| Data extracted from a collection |
___

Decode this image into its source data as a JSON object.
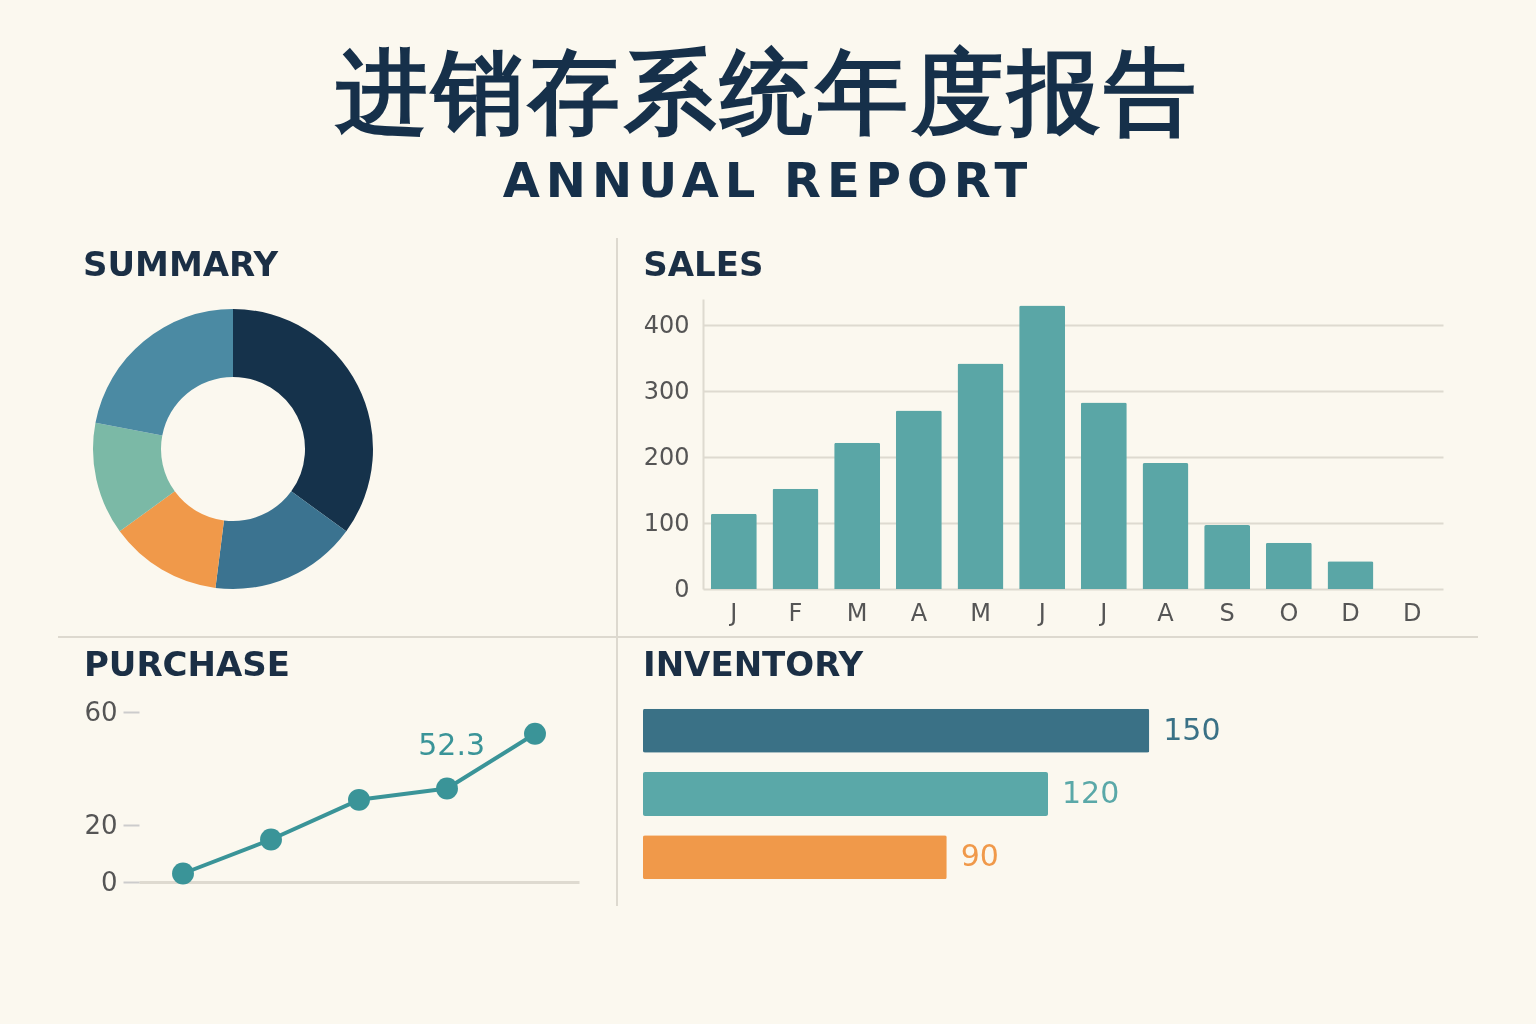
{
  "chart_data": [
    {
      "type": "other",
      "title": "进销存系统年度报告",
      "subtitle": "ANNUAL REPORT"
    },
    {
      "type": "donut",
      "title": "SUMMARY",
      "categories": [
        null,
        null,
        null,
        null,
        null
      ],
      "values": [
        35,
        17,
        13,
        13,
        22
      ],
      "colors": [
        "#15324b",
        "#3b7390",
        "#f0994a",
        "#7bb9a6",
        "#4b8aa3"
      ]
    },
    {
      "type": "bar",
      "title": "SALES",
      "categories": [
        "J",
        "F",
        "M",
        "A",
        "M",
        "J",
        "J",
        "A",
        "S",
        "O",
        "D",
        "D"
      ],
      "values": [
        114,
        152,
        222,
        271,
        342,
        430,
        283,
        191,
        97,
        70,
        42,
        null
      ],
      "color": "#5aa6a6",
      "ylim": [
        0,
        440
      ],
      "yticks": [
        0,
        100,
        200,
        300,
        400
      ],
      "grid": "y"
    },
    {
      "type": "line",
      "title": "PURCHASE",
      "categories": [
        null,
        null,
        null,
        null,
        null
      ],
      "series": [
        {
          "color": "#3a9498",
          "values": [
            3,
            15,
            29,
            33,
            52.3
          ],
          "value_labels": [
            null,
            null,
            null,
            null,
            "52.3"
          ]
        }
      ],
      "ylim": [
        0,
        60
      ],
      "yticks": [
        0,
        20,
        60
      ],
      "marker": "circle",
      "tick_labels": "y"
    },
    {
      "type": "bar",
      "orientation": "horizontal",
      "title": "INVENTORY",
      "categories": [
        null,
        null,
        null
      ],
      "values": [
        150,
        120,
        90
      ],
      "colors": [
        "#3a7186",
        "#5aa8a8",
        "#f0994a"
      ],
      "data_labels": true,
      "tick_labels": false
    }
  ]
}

___

Using the data above, copy each line that contains "type".

| Full solution |
      "type": "other",
      "type": "donut",
      "type": "bar",
      "type": "line",
      "type": "bar",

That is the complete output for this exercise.